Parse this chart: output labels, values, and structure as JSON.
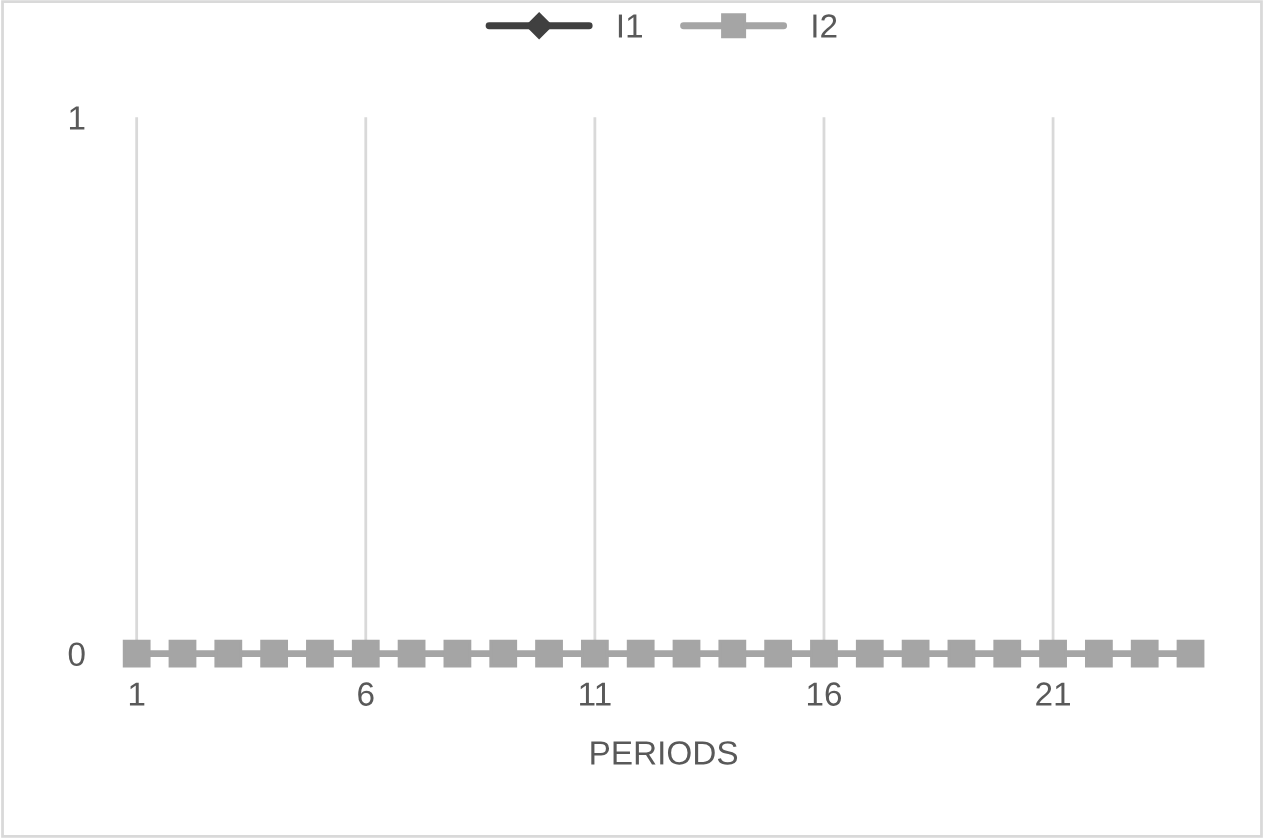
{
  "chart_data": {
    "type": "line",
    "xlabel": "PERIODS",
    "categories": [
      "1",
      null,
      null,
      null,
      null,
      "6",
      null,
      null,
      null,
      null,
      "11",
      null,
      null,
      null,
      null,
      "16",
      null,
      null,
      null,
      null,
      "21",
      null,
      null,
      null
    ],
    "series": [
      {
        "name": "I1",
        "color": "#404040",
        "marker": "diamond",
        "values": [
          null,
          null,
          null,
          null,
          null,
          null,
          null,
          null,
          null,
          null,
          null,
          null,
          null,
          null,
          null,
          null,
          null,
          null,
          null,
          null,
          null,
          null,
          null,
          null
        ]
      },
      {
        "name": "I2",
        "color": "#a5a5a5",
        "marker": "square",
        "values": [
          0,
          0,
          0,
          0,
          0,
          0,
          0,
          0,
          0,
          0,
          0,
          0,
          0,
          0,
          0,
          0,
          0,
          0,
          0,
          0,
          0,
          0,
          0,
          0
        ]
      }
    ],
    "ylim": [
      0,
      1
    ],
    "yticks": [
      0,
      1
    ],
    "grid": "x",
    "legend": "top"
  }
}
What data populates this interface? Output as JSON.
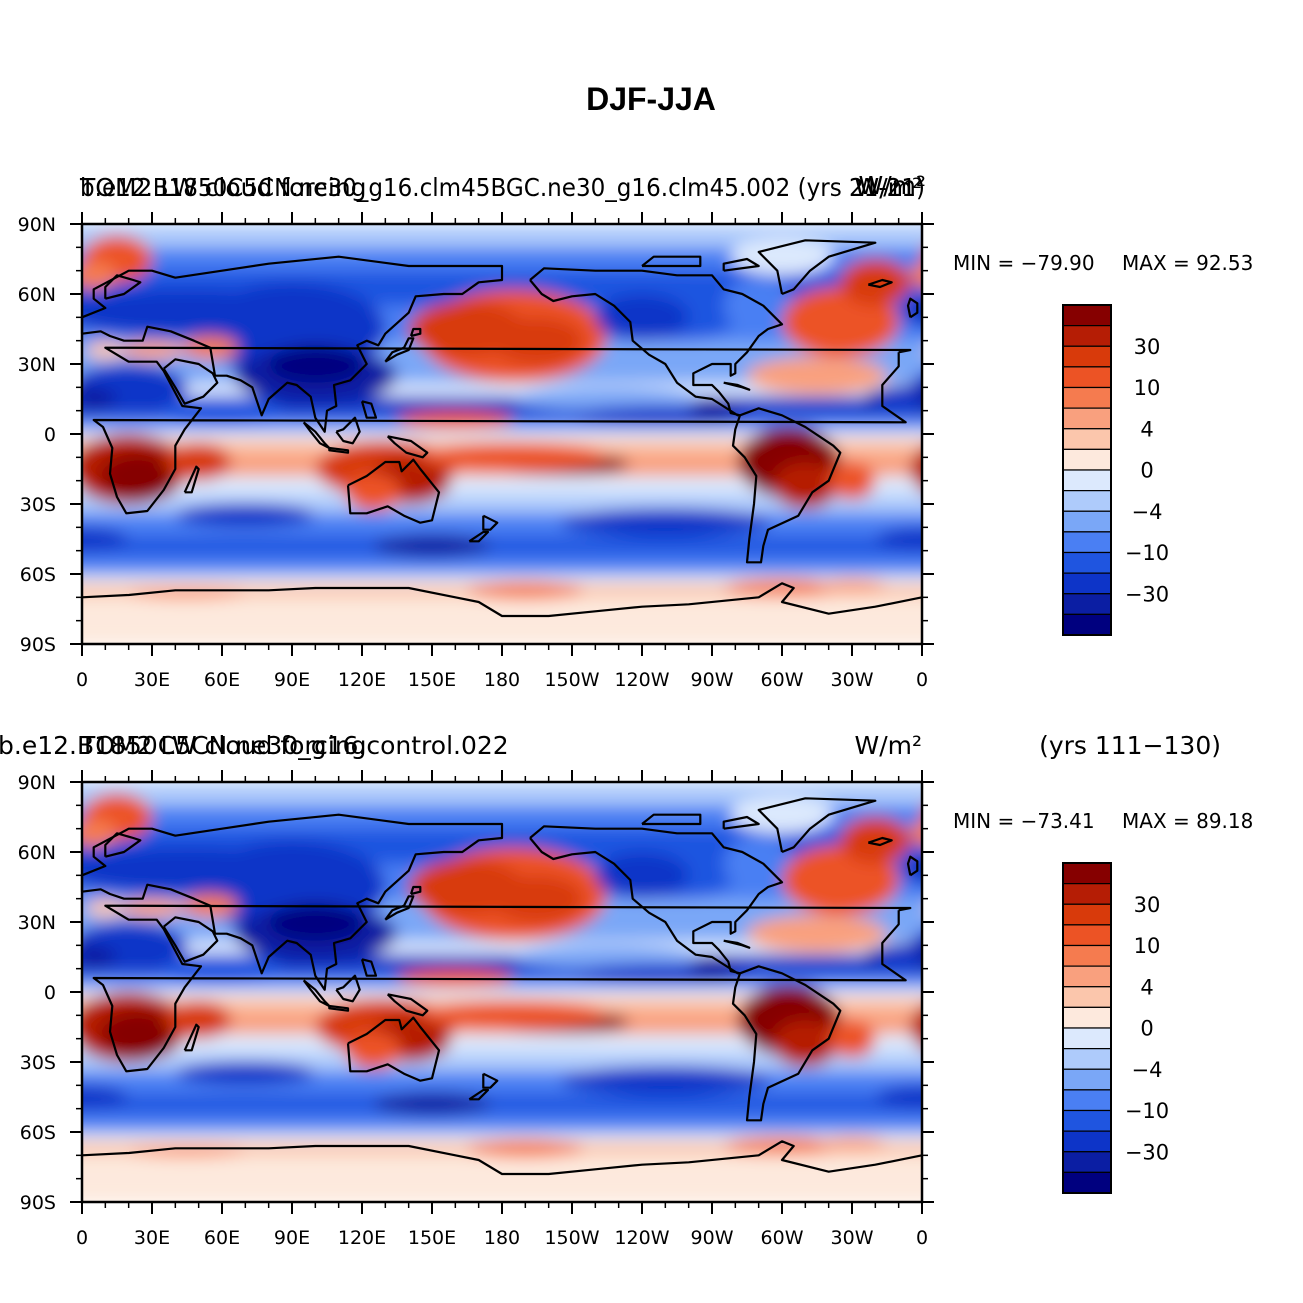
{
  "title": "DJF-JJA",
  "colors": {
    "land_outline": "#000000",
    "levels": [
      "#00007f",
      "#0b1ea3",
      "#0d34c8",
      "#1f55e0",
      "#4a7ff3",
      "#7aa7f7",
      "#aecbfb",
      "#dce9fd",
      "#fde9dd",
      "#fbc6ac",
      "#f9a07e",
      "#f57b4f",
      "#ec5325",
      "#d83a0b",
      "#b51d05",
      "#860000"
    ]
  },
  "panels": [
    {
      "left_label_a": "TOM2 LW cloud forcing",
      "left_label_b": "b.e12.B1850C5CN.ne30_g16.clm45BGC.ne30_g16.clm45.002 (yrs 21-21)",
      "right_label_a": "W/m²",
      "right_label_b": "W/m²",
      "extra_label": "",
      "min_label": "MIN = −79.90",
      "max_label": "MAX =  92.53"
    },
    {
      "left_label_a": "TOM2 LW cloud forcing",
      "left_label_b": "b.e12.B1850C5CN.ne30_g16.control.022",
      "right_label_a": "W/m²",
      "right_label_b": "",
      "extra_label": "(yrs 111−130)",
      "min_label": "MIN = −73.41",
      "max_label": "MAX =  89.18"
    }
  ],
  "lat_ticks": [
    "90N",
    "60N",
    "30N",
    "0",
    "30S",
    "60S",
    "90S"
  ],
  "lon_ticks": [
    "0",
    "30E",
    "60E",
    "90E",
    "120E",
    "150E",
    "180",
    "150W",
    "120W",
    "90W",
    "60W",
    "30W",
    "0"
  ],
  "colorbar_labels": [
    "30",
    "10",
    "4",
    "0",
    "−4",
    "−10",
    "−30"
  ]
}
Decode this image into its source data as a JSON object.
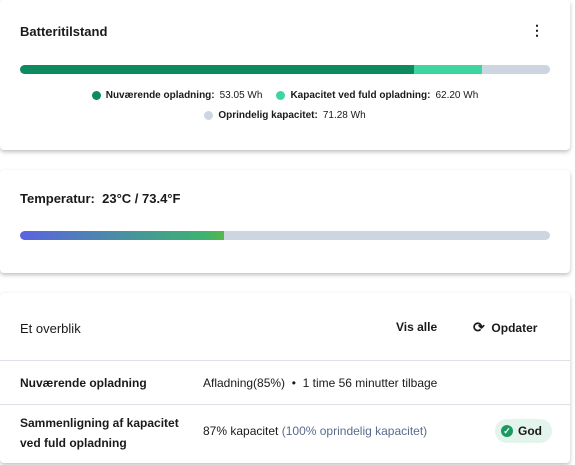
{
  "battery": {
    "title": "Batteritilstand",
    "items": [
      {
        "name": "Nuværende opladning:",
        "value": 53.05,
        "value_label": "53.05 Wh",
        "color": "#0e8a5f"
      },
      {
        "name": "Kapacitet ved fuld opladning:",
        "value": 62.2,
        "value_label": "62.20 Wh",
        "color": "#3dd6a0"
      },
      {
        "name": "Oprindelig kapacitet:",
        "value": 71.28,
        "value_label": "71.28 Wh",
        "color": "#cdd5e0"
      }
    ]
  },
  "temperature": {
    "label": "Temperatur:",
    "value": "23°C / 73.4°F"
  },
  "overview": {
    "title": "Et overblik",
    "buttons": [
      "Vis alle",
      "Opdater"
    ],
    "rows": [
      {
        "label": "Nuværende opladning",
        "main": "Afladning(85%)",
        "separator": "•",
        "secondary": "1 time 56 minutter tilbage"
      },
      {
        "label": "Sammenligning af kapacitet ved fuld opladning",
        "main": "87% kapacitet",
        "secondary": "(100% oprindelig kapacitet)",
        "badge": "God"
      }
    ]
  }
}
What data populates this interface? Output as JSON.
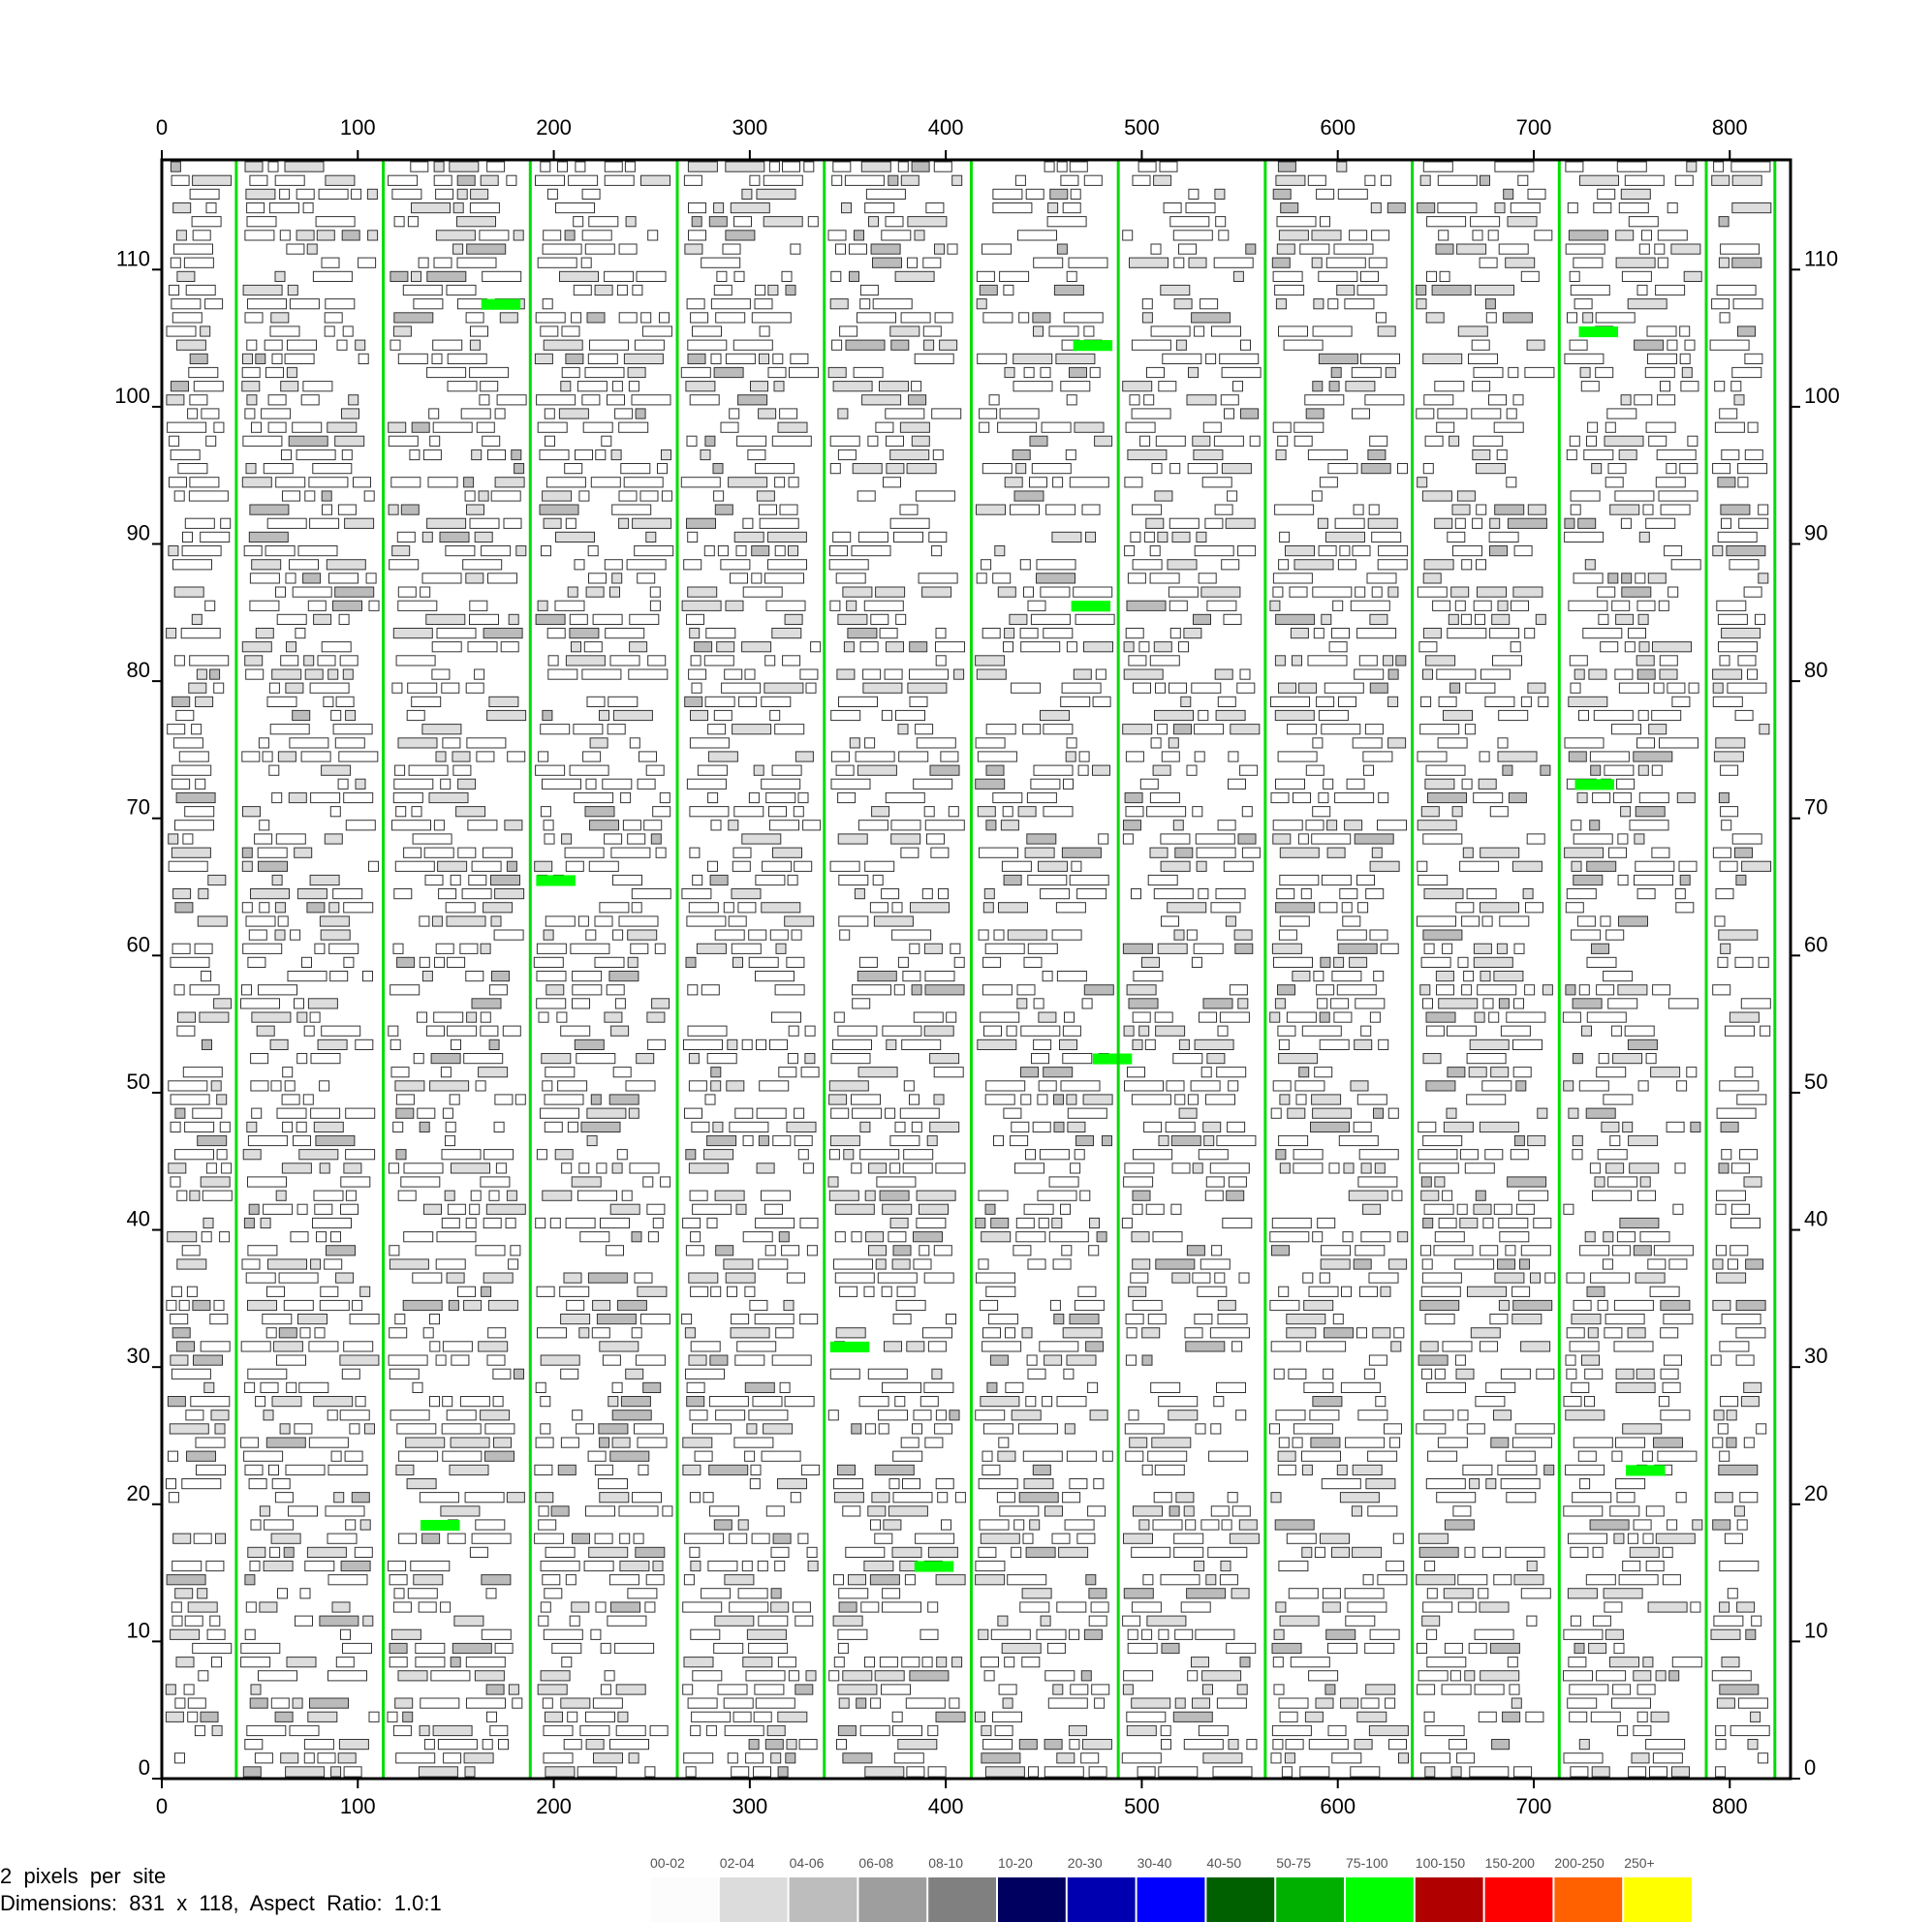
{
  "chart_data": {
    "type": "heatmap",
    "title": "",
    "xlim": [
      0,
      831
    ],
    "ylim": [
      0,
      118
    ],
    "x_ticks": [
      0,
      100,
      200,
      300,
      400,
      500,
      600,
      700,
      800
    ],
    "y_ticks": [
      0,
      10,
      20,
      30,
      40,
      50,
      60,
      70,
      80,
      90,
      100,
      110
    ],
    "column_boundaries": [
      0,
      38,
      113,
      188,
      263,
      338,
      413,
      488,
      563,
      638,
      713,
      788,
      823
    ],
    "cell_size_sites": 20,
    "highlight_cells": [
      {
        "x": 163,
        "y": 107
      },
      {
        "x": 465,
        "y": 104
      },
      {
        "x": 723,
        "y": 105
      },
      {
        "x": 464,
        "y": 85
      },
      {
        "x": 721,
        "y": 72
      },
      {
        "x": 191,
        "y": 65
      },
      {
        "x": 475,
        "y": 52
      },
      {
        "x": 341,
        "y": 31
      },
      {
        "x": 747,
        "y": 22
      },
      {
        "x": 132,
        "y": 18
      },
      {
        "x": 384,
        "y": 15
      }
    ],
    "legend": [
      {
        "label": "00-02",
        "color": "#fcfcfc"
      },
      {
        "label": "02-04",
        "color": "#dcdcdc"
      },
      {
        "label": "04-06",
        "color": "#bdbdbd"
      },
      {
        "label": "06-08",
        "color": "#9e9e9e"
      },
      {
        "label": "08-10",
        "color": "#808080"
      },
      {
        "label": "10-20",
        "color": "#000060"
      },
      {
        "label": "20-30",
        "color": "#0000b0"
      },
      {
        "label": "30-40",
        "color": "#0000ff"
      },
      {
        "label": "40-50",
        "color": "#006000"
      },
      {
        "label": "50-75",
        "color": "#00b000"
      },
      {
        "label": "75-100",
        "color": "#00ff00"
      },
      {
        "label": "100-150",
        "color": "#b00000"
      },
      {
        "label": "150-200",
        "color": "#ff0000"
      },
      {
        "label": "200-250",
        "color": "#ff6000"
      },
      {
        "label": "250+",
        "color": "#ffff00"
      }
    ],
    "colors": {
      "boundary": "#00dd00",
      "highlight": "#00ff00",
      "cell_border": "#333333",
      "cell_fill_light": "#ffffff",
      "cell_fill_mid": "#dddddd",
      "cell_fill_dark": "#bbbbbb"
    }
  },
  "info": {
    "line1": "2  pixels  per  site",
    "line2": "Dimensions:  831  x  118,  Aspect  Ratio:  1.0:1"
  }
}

===

- Problem statement -
Return from the data every line that holds "secondary".

- Finished exercise -
        "secondary": "1 time 56 minutter tilbage"
        "secondary": "(100% oprindelig kapacitet)",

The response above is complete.